Task brief:
Quote all of the entries word for word.

═══

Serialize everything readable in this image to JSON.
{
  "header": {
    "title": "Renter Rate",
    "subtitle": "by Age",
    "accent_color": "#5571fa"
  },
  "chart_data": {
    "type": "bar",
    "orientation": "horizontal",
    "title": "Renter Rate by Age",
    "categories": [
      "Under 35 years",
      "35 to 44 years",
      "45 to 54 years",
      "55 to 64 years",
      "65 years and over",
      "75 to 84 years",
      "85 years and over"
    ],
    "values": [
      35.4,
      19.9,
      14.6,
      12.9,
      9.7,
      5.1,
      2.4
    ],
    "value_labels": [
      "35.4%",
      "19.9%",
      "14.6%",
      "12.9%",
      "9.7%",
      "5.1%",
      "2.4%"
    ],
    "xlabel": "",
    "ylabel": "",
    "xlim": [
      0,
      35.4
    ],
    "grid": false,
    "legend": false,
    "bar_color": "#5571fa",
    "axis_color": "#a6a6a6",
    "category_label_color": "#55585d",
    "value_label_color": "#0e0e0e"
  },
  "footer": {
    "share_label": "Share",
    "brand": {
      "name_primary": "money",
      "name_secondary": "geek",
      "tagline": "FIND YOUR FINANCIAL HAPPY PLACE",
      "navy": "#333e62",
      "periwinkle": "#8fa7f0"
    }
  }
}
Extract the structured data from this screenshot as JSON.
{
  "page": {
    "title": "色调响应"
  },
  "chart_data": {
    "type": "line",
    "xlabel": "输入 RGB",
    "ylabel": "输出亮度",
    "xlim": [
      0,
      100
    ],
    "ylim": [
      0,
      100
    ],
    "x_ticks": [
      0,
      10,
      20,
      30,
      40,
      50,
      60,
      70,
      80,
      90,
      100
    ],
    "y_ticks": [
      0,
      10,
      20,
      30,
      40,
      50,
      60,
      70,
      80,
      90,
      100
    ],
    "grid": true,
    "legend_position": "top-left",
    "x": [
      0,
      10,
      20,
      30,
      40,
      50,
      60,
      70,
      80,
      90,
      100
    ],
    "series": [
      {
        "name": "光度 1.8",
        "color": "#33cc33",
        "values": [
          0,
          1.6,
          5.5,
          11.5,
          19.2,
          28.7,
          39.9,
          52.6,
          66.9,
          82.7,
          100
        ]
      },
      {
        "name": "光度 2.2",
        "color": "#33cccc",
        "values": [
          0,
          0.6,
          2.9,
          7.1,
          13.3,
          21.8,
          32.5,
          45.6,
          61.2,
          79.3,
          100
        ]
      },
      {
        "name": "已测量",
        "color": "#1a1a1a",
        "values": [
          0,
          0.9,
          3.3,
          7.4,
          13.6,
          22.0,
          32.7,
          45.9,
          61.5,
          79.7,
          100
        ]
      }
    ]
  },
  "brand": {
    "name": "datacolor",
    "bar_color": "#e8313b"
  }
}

═══

Answer for the task:
Serialize everything readable in this image to JSON.
{
  "header": {
    "title": "Renter Rate",
    "subtitle": "by Age",
    "accent_color": "#5571fa"
  },
  "chart_data": {
    "type": "bar",
    "orientation": "horizontal",
    "title": "Renter Rate by Age",
    "categories": [
      "Under 35 years",
      "35 to 44 years",
      "45 to 54 years",
      "55 to 64 years",
      "65 years and over",
      "75 to 84 years",
      "85 years and over"
    ],
    "values": [
      35.4,
      19.9,
      14.6,
      12.9,
      9.7,
      5.1,
      2.4
    ],
    "value_labels": [
      "35.4%",
      "19.9%",
      "14.6%",
      "12.9%",
      "9.7%",
      "5.1%",
      "2.4%"
    ],
    "xlabel": "",
    "ylabel": "",
    "xlim": [
      0,
      35.4
    ],
    "grid": false,
    "legend": false,
    "bar_color": "#5571fa",
    "axis_color": "#a6a6a6",
    "category_label_color": "#55585d",
    "value_label_color": "#0e0e0e"
  },
  "footer": {
    "share_label": "Share",
    "brand": {
      "name_primary": "money",
      "name_secondary": "geek",
      "tagline": "FIND YOUR FINANCIAL HAPPY PLACE",
      "navy": "#333e62",
      "periwinkle": "#8fa7f0"
    }
  }
}
Extract the structured data from this screenshot as JSON.
{
  "page": {
    "title": "色调响应"
  },
  "chart_data": {
    "type": "line",
    "xlabel": "输入 RGB",
    "ylabel": "输出亮度",
    "xlim": [
      0,
      100
    ],
    "ylim": [
      0,
      100
    ],
    "x_ticks": [
      0,
      10,
      20,
      30,
      40,
      50,
      60,
      70,
      80,
      90,
      100
    ],
    "y_ticks": [
      0,
      10,
      20,
      30,
      40,
      50,
      60,
      70,
      80,
      90,
      100
    ],
    "grid": true,
    "legend_position": "top-left",
    "x": [
      0,
      10,
      20,
      30,
      40,
      50,
      60,
      70,
      80,
      90,
      100
    ],
    "series": [
      {
        "name": "光度 1.8",
        "color": "#33cc33",
        "values": [
          0,
          1.6,
          5.5,
          11.5,
          19.2,
          28.7,
          39.9,
          52.6,
          66.9,
          82.7,
          100
        ]
      },
      {
        "name": "光度 2.2",
        "color": "#33cccc",
        "values": [
          0,
          0.6,
          2.9,
          7.1,
          13.3,
          21.8,
          32.5,
          45.6,
          61.2,
          79.3,
          100
        ]
      },
      {
        "name": "已测量",
        "color": "#1a1a1a",
        "values": [
          0,
          0.9,
          3.3,
          7.4,
          13.6,
          22.0,
          32.7,
          45.9,
          61.5,
          79.7,
          100
        ]
      }
    ]
  },
  "brand": {
    "name": "datacolor",
    "bar_color": "#e8313b"
  }
}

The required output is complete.